(Problem set):
(1) From the text on the Wilders' Missouri farm, list the ways Wilder's wife helped contribute to the couple's income when they were first married.
(2) Set down the part of the text on the Wilders' Missouri farm starting with "On July 17, 1894, the" and going on through "(1.52 m) frame.".

START Text

On July 17, 1894, the Wilders left De Smet for the Ozarks of Missouri by covered wagon, attracted by brochures of "The Land of the Big Red Apple" and stories of a local man who had traveled to Missouri to see the area for himself. On August 31, they arrived near Mansfield, Missouri, and Wilder placed a $100 down payment on 40 acres (16.2 ha) of hilly, rocky undeveloped land that his wife aptly named "Rocky Ridge Farm." The farm would be the couple's final home. Over the span of 20 years, Wilder built his wife what she later referred to as her dream house: a unique 10-room home in which he custom-built kitchen cabinets to accommodate her small, five-foot (1.52 m) frame.

Rocky Ridge Farm was eventually expanded to about 200 acres (80.9 ha) and was a productive poultry, dairy, and fruit farm. Wilder's lifetime love of Morgan horses was indulged, and he also kept a large herd of cows and goats. Having learned a hard lesson by focusing on wheat farming in South Dakota, the Wilders chose a more diversified approach to farming suited to the climate of the Ozarks. Almanzo Wilder lived out the rest of his life on his farm, and both he and his wife were active in various community and church pursuits during their time in Missouri.

Although royalties from the Little House books helped provide for the Wilders, their daughter helped support them until the mid-1930s. Eventually their efforts at Rocky Ridge during the 1930s and 1940s, along with the book royalties finally provided a secure enough income to allow them to attain a financial stability they had not known earlier in their marriage. When they were first married, Wilder's wife had helped contribute to their income by taking in occasional boarders, writing columns for a rural newspaper, and serving as Treasurer/Loan Officer for a Farm Loan Association. Their daughter lived with the Wilders on the farm for long periods of time, seeing that electricity and other modern updates were brought to the place, even having an English-style stone cottage built for them, and then taking over the farm house for about ten years.

Wilder learned to drive an automobile, which greatly improved their ability to leave the farm. The couple took several long auto trips, with destinations such as California and the Pacific Northwest, and went several times to visit the remaining Ingalls family in South Dakota. When their daughter moved permanently to Connecticut around 1937, the Wilders quickly returned to their beloved farm house, later selling off the eastern land with the stone cottage.

END Text
START Source information

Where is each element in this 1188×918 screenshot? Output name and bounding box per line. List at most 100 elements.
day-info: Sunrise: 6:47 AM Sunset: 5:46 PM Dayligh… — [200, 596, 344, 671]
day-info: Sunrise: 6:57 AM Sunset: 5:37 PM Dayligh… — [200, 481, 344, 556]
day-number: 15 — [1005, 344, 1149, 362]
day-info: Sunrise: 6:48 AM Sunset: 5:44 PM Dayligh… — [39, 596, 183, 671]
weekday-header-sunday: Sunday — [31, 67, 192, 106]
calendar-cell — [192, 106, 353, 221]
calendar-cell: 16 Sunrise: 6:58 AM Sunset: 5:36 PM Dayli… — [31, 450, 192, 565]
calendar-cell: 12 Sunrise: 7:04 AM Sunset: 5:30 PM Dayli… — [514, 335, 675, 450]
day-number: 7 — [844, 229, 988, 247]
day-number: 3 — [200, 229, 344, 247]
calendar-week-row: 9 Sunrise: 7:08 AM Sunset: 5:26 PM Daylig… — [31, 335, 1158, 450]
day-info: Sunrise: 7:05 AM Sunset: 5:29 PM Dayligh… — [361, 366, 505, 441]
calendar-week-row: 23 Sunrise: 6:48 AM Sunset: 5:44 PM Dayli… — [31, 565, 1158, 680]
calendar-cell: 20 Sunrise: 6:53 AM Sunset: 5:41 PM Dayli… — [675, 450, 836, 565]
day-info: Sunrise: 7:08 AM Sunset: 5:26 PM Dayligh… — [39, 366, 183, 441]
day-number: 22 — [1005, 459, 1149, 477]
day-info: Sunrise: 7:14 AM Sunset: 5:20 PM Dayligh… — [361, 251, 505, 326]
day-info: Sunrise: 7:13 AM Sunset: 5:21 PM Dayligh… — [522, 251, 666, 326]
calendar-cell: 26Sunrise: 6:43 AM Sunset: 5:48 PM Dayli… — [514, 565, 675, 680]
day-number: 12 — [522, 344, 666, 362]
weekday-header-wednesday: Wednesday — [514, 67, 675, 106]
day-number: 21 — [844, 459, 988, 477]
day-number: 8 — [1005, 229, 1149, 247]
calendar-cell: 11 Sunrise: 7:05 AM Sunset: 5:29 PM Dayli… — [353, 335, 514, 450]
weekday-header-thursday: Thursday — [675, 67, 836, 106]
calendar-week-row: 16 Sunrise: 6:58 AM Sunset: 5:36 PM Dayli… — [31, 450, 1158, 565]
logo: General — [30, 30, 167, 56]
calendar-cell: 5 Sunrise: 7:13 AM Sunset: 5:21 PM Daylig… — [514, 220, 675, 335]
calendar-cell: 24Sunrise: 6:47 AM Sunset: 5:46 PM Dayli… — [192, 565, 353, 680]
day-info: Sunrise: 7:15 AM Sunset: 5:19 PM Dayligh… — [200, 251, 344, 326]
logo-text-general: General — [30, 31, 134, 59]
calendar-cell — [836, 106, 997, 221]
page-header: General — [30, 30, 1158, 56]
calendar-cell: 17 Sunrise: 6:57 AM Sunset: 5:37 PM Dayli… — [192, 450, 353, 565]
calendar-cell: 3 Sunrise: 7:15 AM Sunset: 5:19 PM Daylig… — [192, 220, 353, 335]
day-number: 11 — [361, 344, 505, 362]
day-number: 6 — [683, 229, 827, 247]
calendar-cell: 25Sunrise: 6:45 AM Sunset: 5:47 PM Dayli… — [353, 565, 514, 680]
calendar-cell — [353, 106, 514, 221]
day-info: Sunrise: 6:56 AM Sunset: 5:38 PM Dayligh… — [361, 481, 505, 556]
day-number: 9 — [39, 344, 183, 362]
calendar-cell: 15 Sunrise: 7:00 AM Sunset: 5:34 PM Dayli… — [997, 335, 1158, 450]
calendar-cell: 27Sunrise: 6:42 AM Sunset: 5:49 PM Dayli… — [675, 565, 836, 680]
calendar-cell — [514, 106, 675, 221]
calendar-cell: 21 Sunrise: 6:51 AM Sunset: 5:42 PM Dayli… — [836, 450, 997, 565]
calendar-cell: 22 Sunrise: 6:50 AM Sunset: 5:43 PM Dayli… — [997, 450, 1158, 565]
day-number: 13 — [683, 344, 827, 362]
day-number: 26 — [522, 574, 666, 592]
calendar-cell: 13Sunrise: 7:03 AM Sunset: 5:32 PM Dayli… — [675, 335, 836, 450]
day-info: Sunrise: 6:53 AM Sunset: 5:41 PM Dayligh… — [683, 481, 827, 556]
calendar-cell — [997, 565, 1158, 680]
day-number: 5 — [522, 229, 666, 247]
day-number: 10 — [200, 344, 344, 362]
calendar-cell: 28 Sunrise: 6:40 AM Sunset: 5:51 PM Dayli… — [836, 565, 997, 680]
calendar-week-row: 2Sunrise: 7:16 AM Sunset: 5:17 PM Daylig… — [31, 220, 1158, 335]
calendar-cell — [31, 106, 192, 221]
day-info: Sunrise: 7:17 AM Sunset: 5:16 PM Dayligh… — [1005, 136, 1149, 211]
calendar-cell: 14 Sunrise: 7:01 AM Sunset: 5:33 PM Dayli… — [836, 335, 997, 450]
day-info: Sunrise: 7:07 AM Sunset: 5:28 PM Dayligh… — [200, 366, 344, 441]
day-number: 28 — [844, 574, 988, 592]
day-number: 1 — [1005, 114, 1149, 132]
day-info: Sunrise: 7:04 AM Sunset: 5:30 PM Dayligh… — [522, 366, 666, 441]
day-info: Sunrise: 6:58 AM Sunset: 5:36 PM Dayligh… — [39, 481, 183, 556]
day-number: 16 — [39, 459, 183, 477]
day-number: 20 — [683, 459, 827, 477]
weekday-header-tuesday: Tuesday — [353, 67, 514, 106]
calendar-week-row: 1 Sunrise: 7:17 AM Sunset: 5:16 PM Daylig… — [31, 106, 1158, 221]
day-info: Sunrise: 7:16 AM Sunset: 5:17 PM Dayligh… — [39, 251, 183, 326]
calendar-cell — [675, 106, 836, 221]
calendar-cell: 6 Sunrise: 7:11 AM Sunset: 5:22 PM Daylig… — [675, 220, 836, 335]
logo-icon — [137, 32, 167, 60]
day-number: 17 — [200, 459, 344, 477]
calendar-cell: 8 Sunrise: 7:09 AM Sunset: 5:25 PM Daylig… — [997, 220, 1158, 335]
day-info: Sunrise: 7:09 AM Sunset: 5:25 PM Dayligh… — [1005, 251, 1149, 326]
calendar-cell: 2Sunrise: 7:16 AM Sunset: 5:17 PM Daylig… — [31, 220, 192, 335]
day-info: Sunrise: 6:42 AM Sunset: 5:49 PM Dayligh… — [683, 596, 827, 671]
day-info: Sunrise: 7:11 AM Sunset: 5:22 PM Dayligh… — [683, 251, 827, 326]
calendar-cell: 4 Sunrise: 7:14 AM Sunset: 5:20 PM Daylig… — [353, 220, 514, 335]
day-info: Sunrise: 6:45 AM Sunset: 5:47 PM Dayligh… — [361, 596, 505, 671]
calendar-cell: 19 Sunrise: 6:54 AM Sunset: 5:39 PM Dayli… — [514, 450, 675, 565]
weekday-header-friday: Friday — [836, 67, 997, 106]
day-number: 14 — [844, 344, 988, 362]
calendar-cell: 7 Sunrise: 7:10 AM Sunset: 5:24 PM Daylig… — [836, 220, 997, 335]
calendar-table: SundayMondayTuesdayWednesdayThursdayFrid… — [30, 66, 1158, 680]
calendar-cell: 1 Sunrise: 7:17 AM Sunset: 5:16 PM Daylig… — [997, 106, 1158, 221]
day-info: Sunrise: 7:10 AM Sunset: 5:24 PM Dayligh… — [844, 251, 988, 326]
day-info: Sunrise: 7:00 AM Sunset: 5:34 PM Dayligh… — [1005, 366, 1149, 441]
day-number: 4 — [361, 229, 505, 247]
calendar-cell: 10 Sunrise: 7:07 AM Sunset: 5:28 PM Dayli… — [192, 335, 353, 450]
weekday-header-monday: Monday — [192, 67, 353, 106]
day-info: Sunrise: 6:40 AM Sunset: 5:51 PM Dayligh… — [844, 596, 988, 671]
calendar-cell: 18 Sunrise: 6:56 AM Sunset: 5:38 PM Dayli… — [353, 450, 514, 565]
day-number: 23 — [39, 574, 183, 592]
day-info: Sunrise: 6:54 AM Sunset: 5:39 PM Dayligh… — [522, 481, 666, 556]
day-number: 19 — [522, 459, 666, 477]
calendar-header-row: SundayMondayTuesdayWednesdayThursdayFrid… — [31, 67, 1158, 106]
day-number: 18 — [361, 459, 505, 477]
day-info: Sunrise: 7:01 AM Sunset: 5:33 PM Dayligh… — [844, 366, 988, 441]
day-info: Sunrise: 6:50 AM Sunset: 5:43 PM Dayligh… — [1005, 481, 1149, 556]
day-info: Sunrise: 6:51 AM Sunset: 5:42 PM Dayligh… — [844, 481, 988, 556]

END Source information

(Task answers):
(1)
- Taking in occasional boarders
- Writing columns for a rural newspaper
- Serving as Treasurer/Loan Officer for a Farm Loan Association

(2)
On July 17, 1894, the Wilders left De Smet for the Ozarks of Missouri by covered wagon, attracted by brochures of "The Land of the Big Red Apple" and stories of a local man who had traveled to Missouri to see the area for himself. On August 31, they arrived near Mansfield, Missouri, and Wilder placed a $100 down payment on 40 acres (16.2 ha) of hilly, rocky undeveloped land that his wife aptly named "Rocky Ridge Farm." The farm would be the couple's final home. Over the span of 20 years, Wilder built his wife what she later referred to as her dream house: a unique 10-room home in which he custom-built kitchen cabinets to accommodate her small, five-foot (1.52 m) frame.